----- RECORD LIST -----

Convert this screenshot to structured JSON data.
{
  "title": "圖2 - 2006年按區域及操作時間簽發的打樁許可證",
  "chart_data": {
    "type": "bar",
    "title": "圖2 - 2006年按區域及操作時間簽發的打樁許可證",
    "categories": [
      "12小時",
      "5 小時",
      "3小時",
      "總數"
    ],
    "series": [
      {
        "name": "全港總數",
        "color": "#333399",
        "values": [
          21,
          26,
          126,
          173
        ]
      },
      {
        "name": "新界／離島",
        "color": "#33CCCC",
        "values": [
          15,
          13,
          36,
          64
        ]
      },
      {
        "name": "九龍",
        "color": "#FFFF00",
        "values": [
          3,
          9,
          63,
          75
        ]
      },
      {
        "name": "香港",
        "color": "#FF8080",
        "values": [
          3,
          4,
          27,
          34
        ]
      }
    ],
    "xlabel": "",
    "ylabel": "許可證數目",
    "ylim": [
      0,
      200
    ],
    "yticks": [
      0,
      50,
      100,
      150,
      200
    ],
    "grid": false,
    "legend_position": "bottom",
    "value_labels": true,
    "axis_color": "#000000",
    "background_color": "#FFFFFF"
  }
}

-----

### GIVEN TASK
Repeat every record, exactly as written.

### FULL SOLUTION
Convert this screenshot to structured JSON data.
{
  "title": "圖2 - 2006年按區域及操作時間簽發的打樁許可證",
  "chart_data": {
    "type": "bar",
    "title": "圖2 - 2006年按區域及操作時間簽發的打樁許可證",
    "categories": [
      "12小時",
      "5 小時",
      "3小時",
      "總數"
    ],
    "series": [
      {
        "name": "全港總數",
        "color": "#333399",
        "values": [
          21,
          26,
          126,
          173
        ]
      },
      {
        "name": "新界／離島",
        "color": "#33CCCC",
        "values": [
          15,
          13,
          36,
          64
        ]
      },
      {
        "name": "九龍",
        "color": "#FFFF00",
        "values": [
          3,
          9,
          63,
          75
        ]
      },
      {
        "name": "香港",
        "color": "#FF8080",
        "values": [
          3,
          4,
          27,
          34
        ]
      }
    ],
    "xlabel": "",
    "ylabel": "許可證數目",
    "ylim": [
      0,
      200
    ],
    "yticks": [
      0,
      50,
      100,
      150,
      200
    ],
    "grid": false,
    "legend_position": "bottom",
    "value_labels": true,
    "axis_color": "#000000",
    "background_color": "#FFFFFF"
  }
}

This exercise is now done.